[Task brief]
Search the data below for the string "improvement". Extract every line that contains it.
## BEGIN Material shown
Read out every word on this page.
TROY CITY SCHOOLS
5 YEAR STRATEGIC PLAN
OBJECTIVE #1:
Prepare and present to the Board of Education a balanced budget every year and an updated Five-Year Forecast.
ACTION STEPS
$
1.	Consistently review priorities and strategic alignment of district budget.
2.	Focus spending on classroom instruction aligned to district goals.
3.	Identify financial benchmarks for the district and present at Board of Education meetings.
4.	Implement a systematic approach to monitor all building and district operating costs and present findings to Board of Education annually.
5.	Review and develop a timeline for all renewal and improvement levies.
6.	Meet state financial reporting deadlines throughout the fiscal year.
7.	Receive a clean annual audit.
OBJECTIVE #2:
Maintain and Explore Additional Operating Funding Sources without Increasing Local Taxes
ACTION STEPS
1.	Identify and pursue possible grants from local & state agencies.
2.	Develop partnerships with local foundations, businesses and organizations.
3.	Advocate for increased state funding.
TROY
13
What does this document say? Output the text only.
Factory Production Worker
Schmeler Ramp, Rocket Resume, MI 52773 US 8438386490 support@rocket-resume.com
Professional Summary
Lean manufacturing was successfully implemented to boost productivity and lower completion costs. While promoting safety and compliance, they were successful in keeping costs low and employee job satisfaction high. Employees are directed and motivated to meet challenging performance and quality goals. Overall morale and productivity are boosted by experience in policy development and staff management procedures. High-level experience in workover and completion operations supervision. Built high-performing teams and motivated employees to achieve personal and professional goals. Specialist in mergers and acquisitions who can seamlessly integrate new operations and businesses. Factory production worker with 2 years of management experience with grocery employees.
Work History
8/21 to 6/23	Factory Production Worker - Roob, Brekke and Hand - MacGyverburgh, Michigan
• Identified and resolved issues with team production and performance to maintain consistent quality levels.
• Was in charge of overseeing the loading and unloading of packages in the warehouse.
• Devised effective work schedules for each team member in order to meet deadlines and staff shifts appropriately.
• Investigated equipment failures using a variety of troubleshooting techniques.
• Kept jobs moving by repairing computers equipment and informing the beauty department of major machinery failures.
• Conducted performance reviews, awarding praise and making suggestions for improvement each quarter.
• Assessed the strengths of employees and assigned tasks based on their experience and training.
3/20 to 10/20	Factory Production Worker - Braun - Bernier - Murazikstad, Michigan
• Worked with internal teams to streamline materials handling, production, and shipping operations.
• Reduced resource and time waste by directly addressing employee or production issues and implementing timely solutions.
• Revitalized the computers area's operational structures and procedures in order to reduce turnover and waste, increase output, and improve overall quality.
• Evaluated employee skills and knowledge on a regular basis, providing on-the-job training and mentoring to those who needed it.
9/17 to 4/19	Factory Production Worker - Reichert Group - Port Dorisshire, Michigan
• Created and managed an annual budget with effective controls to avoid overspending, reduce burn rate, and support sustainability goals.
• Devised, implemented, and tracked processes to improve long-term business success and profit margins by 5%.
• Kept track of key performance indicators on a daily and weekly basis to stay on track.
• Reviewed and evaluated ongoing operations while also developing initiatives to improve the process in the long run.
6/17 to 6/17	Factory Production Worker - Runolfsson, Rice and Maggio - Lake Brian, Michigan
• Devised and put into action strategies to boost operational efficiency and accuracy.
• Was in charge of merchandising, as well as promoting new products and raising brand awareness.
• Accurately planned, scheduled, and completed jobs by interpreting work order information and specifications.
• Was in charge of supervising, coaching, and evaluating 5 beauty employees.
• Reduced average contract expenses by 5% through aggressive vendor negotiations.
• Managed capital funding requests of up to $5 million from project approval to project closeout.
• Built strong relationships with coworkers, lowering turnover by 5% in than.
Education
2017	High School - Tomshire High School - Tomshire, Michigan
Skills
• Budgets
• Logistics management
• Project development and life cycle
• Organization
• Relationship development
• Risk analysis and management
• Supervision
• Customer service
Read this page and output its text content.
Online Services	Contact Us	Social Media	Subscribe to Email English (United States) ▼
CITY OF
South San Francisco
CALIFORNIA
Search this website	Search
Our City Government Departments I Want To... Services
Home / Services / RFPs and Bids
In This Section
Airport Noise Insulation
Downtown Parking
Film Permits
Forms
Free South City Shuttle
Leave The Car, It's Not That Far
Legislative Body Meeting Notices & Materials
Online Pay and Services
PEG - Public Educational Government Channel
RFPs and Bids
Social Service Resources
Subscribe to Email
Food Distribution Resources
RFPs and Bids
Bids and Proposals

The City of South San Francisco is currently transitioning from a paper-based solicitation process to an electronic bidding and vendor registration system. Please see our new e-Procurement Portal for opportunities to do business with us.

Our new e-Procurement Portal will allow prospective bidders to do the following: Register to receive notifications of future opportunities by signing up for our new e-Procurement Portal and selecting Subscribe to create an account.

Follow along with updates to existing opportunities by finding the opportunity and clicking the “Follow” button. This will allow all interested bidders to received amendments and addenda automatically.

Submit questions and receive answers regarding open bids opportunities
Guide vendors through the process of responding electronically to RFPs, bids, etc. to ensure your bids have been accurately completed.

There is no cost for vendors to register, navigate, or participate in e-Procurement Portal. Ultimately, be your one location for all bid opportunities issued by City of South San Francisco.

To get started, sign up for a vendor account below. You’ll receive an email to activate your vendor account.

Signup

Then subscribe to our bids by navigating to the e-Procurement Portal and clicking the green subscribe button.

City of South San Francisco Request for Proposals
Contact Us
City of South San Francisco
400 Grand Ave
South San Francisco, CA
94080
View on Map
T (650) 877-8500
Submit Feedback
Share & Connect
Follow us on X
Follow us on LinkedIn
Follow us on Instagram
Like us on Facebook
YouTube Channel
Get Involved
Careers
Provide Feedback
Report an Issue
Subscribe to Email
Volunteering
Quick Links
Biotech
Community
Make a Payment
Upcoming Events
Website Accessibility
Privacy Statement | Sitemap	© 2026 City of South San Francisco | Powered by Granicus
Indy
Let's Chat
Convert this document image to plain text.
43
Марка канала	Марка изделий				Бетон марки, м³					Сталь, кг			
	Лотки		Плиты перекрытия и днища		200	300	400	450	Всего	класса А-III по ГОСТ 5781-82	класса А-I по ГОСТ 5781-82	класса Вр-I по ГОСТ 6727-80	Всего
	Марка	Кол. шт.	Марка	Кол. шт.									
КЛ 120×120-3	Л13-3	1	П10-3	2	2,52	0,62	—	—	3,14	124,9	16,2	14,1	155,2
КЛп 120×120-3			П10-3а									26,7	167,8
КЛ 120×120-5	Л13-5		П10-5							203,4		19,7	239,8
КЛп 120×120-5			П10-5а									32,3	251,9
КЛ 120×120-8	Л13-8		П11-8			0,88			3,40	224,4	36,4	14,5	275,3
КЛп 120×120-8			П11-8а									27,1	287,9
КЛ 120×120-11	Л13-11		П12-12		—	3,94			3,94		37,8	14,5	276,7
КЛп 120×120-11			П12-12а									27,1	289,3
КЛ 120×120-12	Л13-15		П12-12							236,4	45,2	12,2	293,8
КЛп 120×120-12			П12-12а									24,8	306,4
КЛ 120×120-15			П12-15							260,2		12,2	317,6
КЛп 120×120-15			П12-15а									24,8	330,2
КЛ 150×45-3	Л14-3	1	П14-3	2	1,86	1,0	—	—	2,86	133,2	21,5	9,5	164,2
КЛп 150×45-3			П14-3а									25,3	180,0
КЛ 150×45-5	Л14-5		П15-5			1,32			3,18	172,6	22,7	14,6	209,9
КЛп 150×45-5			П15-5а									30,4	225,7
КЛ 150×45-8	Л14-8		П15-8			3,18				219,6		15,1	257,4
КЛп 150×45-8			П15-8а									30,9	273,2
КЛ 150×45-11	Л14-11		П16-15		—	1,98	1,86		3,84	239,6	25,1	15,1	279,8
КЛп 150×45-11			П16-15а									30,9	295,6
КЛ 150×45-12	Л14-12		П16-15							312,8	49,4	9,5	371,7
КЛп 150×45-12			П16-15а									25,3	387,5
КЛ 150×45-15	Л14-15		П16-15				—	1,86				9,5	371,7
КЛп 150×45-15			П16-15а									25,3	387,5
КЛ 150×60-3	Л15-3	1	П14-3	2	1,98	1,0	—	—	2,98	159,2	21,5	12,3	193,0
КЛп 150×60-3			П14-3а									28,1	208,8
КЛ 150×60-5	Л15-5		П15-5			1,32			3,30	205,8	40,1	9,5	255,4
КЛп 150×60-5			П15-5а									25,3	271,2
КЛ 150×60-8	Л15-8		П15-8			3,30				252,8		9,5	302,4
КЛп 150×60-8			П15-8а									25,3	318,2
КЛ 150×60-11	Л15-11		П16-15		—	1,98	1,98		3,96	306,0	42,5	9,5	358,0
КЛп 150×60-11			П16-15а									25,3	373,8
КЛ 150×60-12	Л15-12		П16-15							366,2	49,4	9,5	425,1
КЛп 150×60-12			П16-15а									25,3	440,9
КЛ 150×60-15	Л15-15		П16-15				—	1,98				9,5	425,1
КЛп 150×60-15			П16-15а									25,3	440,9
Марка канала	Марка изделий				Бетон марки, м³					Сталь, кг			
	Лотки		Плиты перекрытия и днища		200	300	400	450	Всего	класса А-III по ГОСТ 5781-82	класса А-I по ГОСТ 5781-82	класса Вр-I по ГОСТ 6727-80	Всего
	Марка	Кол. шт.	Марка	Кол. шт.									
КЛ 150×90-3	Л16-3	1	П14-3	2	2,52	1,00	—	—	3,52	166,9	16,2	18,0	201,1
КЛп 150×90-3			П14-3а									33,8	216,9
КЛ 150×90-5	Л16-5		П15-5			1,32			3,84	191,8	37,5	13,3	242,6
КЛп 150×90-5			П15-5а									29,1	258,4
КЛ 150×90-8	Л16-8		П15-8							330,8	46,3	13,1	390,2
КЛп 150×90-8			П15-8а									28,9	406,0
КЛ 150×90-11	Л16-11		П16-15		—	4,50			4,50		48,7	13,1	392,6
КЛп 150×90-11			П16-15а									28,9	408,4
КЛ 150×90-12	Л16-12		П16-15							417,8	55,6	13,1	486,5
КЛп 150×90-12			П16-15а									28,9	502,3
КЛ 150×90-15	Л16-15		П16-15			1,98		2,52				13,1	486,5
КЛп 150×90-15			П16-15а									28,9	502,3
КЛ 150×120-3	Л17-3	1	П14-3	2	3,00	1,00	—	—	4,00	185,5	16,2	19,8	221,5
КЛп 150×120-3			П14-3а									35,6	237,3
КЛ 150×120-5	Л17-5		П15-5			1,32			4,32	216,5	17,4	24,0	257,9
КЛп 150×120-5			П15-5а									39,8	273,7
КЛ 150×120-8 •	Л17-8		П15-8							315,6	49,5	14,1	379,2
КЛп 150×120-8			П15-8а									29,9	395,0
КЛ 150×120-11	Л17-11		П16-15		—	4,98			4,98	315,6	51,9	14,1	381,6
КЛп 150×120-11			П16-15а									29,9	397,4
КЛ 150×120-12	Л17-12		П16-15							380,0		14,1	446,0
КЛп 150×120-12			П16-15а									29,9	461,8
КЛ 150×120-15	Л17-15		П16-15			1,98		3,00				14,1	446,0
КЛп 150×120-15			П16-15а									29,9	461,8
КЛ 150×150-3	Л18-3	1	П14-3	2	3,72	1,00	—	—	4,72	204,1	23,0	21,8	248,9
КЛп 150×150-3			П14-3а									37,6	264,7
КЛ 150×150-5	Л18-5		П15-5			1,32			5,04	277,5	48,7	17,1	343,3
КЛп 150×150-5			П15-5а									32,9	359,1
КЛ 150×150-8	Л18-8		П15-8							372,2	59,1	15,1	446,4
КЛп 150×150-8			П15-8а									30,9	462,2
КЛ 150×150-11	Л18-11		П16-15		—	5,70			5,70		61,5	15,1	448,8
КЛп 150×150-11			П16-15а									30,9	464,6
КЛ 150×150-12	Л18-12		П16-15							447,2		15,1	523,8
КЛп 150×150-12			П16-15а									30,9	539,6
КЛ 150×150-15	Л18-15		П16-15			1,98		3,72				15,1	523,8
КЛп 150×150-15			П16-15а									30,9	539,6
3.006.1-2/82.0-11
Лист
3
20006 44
## END Material shown
[Response]
5.	Review and develop a timeline for all renewal and improvement levies.
• Conducted performance reviews, awarding praise and making suggestions for improvement each quarter.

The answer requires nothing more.